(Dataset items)

_ _ _

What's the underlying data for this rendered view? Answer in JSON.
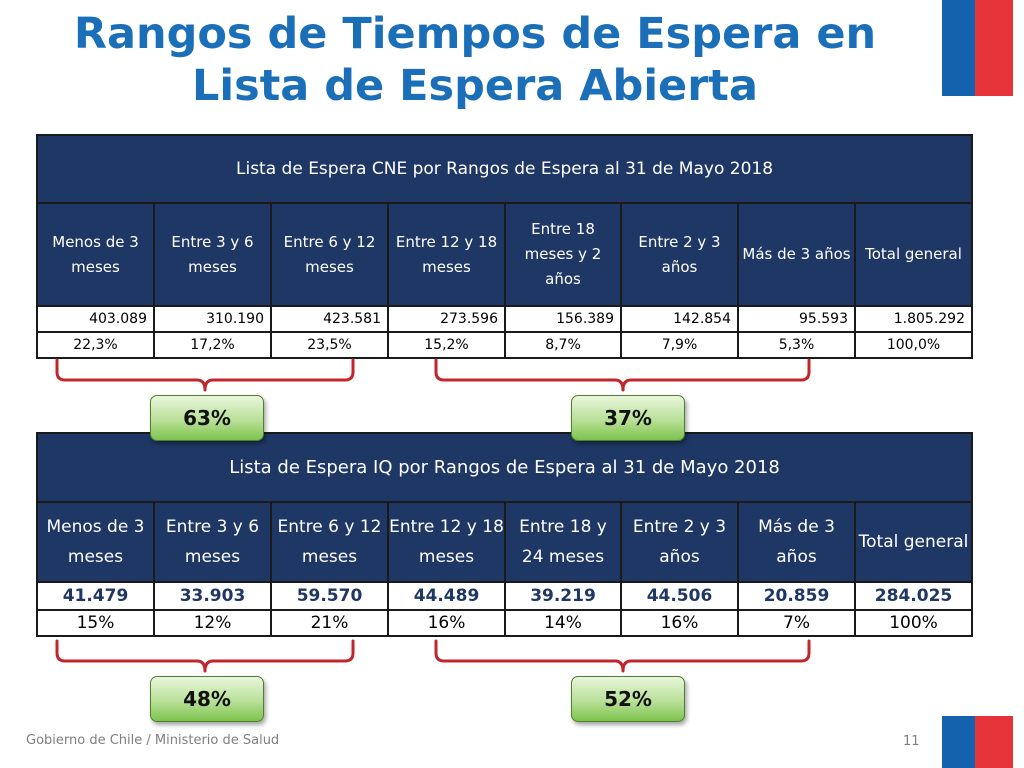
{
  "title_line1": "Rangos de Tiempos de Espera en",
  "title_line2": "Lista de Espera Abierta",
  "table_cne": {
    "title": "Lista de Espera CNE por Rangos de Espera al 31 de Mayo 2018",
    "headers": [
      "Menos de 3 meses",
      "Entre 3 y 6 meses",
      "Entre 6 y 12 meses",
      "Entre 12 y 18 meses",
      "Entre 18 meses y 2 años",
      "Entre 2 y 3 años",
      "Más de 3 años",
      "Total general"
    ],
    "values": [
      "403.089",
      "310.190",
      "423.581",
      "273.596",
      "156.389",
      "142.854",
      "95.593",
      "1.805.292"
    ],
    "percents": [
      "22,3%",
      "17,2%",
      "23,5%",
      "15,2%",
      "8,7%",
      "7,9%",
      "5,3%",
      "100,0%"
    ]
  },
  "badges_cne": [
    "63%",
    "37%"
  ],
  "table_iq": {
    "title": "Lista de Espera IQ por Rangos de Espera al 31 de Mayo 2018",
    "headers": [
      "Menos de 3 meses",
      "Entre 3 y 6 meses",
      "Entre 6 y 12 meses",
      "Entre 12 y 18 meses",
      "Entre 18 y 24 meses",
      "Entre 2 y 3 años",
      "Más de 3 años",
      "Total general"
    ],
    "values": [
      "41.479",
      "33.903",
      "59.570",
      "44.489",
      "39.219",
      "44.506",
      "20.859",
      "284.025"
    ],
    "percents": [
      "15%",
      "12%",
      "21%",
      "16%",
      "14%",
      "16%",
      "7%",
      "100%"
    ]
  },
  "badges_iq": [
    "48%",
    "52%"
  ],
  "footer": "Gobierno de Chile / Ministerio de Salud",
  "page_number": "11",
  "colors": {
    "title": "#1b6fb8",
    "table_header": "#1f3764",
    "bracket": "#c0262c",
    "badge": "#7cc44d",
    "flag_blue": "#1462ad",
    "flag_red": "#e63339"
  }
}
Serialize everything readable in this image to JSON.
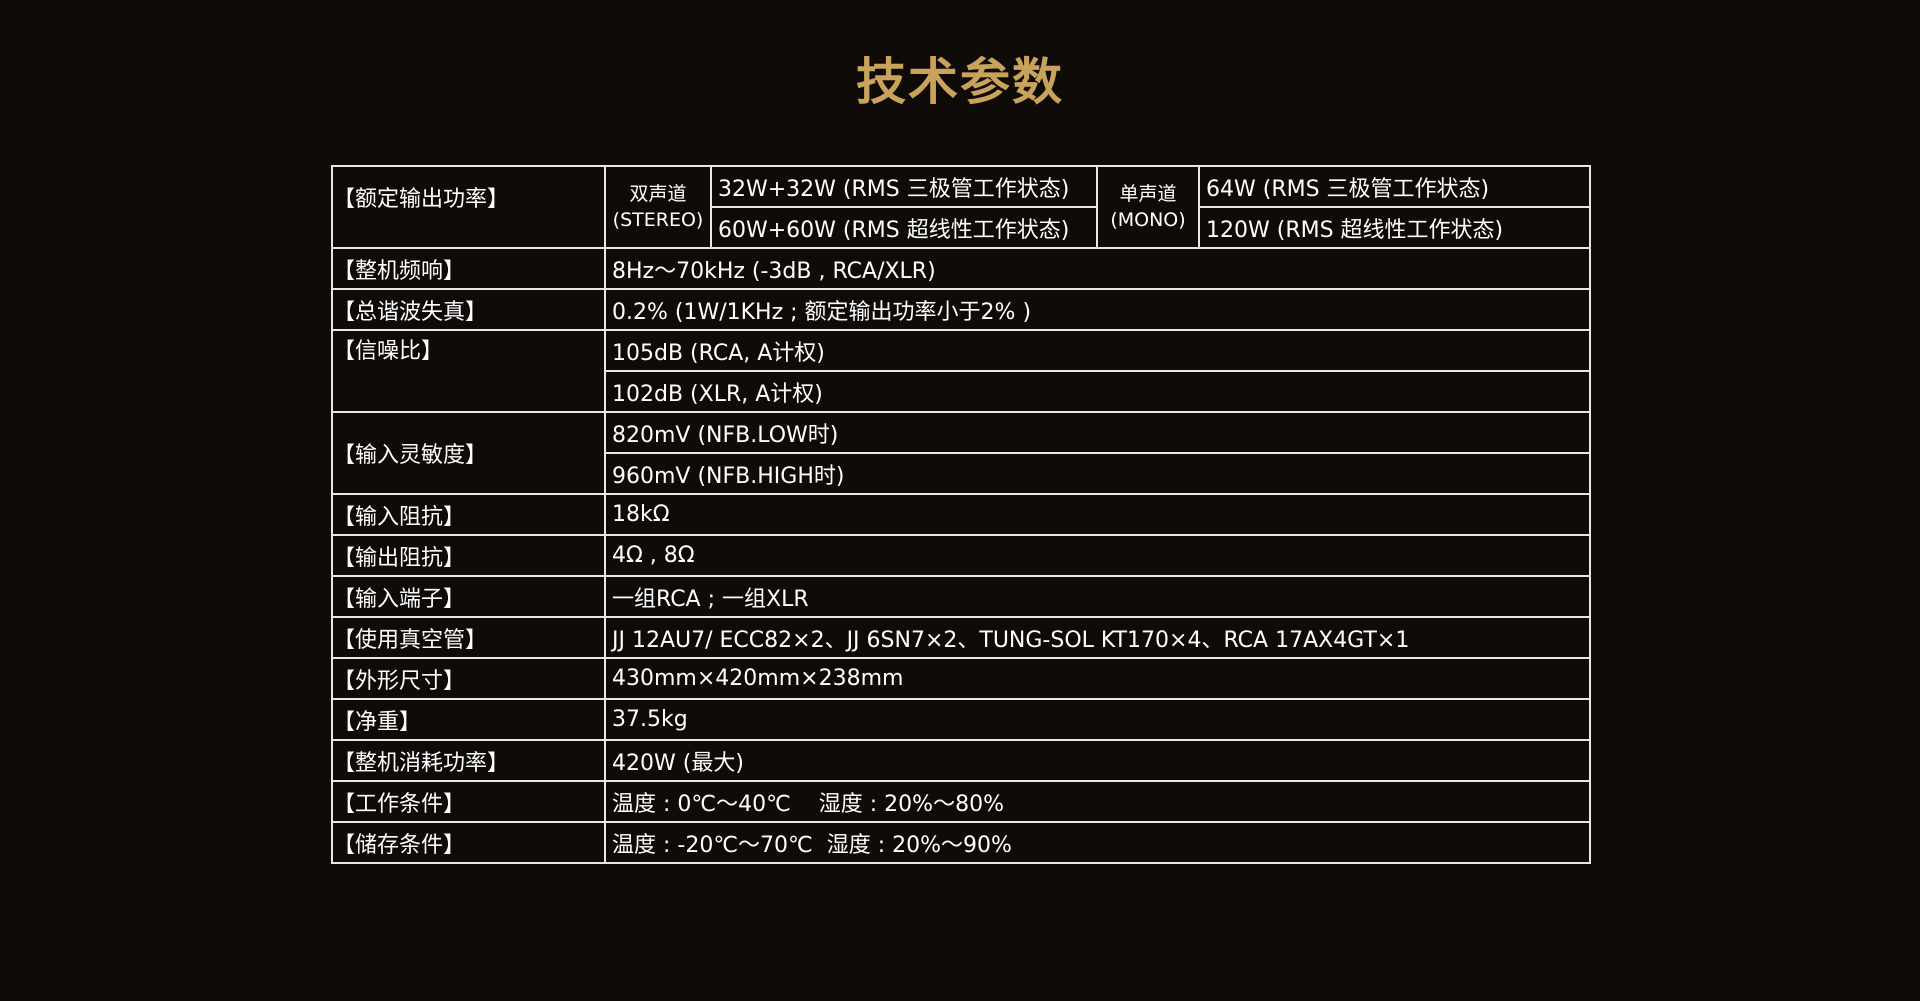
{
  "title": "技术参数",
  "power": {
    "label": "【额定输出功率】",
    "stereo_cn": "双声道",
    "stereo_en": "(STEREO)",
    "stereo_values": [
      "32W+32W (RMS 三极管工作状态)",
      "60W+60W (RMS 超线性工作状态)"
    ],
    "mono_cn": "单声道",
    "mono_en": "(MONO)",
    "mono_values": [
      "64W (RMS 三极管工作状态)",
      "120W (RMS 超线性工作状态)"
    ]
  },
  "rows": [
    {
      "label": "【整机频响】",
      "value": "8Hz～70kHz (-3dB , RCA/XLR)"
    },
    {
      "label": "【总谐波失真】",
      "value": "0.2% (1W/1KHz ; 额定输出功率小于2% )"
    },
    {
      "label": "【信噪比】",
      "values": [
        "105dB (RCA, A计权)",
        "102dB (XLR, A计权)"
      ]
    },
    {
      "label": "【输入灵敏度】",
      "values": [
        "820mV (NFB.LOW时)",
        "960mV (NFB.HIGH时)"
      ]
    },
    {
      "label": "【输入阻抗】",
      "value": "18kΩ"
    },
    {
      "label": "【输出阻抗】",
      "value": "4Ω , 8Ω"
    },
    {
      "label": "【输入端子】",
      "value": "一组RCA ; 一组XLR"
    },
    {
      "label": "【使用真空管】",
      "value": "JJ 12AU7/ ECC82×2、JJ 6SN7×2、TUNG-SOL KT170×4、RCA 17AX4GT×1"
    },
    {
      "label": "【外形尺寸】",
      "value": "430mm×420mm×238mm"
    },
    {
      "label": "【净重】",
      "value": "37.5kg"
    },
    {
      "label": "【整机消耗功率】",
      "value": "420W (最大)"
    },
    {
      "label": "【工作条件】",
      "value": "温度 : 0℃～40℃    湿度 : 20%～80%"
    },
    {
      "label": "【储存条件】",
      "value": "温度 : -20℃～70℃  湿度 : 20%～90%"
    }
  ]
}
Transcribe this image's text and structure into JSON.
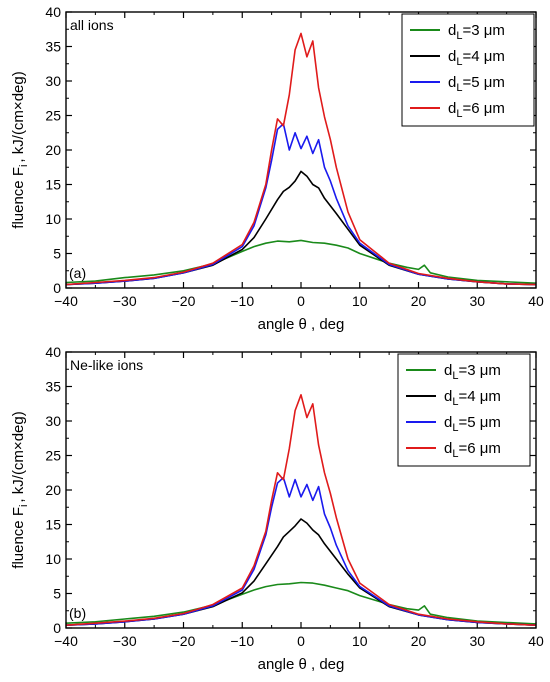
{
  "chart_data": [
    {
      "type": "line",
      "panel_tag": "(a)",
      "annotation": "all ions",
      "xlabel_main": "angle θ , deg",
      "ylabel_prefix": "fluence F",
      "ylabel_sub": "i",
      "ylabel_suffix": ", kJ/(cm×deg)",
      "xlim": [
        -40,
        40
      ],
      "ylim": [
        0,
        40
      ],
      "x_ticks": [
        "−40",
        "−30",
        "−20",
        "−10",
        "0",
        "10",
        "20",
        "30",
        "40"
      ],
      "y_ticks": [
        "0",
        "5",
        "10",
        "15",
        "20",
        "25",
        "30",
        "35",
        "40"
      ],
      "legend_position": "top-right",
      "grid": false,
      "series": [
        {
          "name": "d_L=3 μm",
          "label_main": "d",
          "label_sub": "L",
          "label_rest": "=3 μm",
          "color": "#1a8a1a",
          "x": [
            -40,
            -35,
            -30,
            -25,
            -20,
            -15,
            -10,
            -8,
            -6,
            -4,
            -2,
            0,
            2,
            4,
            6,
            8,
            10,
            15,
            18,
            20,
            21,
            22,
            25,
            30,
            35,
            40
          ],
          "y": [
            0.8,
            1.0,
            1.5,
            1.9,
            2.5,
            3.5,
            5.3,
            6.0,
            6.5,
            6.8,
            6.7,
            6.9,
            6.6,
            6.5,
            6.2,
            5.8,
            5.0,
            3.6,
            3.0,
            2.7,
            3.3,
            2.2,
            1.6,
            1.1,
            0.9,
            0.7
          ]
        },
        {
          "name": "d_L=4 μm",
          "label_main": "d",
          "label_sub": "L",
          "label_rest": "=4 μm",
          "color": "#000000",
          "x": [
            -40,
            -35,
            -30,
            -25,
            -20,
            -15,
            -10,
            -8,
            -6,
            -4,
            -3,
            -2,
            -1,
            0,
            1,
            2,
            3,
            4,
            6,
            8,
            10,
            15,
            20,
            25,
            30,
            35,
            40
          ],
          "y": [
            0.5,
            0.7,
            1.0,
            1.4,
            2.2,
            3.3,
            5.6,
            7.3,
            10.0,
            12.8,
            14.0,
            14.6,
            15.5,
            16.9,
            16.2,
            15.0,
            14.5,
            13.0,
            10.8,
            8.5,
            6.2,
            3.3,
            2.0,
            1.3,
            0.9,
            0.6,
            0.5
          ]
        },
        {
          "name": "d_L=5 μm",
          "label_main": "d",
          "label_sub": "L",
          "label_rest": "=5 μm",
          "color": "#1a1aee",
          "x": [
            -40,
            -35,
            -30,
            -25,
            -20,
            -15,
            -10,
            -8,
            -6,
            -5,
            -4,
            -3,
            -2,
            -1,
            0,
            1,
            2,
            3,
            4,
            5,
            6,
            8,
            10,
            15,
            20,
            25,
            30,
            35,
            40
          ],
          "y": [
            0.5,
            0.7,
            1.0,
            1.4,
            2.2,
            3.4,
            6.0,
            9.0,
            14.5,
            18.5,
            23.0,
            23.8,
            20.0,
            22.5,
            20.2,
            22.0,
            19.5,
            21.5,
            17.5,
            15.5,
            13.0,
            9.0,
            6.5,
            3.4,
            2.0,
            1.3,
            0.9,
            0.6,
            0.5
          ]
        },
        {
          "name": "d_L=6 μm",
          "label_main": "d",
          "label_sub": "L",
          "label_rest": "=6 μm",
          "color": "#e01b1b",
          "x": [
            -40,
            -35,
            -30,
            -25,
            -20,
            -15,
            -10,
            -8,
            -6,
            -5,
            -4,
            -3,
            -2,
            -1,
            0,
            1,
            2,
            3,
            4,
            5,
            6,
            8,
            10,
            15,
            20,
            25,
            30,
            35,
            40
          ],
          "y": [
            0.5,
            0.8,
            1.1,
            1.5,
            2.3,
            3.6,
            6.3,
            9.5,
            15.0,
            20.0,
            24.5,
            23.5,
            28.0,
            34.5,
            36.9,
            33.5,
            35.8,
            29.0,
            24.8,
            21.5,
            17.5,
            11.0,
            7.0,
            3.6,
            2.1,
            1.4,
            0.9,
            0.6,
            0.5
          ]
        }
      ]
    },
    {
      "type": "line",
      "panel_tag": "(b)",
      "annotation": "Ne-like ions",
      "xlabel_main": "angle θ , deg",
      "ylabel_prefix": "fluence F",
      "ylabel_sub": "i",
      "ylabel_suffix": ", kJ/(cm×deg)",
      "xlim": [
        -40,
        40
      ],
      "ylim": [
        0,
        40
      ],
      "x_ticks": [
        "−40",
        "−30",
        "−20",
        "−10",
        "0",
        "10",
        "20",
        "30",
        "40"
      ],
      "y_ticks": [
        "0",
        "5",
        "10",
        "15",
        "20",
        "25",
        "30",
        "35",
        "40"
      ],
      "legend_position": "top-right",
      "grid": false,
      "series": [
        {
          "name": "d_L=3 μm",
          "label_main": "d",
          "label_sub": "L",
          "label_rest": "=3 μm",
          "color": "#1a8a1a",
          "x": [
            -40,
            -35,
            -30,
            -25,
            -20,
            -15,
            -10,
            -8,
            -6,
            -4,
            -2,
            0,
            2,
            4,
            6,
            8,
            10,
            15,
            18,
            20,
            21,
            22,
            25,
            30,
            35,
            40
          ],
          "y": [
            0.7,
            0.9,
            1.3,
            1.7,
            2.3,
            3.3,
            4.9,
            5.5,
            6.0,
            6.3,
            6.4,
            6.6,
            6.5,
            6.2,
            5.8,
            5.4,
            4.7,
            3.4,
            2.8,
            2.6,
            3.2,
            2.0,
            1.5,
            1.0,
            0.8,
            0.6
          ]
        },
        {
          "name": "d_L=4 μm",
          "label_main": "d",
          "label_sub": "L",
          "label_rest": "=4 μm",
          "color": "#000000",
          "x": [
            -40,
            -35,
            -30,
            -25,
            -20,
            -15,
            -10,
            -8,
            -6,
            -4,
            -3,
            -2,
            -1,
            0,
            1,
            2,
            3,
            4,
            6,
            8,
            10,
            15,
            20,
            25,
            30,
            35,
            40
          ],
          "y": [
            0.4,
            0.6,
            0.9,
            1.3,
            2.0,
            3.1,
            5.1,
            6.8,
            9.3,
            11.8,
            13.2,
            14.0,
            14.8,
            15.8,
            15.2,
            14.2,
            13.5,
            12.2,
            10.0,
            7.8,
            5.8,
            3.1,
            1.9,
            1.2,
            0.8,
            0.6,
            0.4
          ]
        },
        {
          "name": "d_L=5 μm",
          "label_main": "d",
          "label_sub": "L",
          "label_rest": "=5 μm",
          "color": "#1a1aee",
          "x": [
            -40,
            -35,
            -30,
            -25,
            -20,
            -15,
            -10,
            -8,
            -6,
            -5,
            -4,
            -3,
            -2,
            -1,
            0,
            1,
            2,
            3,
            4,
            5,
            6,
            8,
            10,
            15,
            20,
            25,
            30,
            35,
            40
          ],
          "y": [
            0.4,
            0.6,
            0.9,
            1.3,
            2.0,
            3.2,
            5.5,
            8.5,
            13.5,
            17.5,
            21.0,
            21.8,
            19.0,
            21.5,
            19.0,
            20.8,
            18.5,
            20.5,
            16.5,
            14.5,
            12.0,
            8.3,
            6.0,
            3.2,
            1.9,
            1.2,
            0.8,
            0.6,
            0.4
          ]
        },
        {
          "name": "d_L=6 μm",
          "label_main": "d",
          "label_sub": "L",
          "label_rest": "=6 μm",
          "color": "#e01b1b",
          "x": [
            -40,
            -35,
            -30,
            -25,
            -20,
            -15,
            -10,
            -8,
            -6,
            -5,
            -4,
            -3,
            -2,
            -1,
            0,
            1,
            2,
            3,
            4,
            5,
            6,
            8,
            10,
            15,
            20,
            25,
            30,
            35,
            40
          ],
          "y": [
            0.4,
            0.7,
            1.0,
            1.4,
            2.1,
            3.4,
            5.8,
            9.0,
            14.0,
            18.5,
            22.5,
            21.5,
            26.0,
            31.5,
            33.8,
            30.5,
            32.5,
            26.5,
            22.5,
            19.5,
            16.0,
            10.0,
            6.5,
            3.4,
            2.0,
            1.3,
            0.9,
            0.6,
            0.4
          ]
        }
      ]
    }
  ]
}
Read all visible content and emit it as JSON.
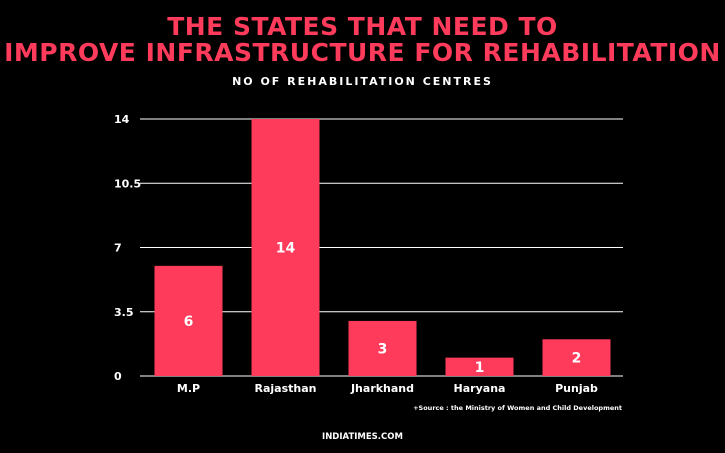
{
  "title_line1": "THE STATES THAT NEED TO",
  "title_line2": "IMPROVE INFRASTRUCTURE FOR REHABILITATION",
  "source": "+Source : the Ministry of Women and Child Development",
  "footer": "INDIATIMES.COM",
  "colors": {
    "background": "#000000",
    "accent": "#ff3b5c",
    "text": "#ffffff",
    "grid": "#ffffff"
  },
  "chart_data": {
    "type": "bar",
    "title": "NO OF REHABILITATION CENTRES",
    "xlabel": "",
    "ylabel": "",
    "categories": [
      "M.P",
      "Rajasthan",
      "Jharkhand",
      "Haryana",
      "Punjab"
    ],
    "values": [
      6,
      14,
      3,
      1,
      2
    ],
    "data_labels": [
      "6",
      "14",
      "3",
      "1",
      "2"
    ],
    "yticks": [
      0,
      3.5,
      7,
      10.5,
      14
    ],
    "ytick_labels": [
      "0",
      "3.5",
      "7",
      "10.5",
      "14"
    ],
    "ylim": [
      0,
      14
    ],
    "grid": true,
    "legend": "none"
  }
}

_ _ _

Return, unchanged, the lines from the one containing "Read all visible content and emit it as JSON." down to the end of the entries above, inclusive. Images are left out.

The output:
Read all visible content and emit it as JSON.
{
  "title_line1": "THE STATES THAT NEED TO",
  "title_line2": "IMPROVE INFRASTRUCTURE FOR REHABILITATION",
  "source": "+Source : the Ministry of Women and Child Development",
  "footer": "INDIATIMES.COM",
  "colors": {
    "background": "#000000",
    "accent": "#ff3b5c",
    "text": "#ffffff",
    "grid": "#ffffff"
  },
  "chart_data": {
    "type": "bar",
    "title": "NO OF REHABILITATION CENTRES",
    "xlabel": "",
    "ylabel": "",
    "categories": [
      "M.P",
      "Rajasthan",
      "Jharkhand",
      "Haryana",
      "Punjab"
    ],
    "values": [
      6,
      14,
      3,
      1,
      2
    ],
    "data_labels": [
      "6",
      "14",
      "3",
      "1",
      "2"
    ],
    "yticks": [
      0,
      3.5,
      7,
      10.5,
      14
    ],
    "ytick_labels": [
      "0",
      "3.5",
      "7",
      "10.5",
      "14"
    ],
    "ylim": [
      0,
      14
    ],
    "grid": true,
    "legend": "none"
  }
}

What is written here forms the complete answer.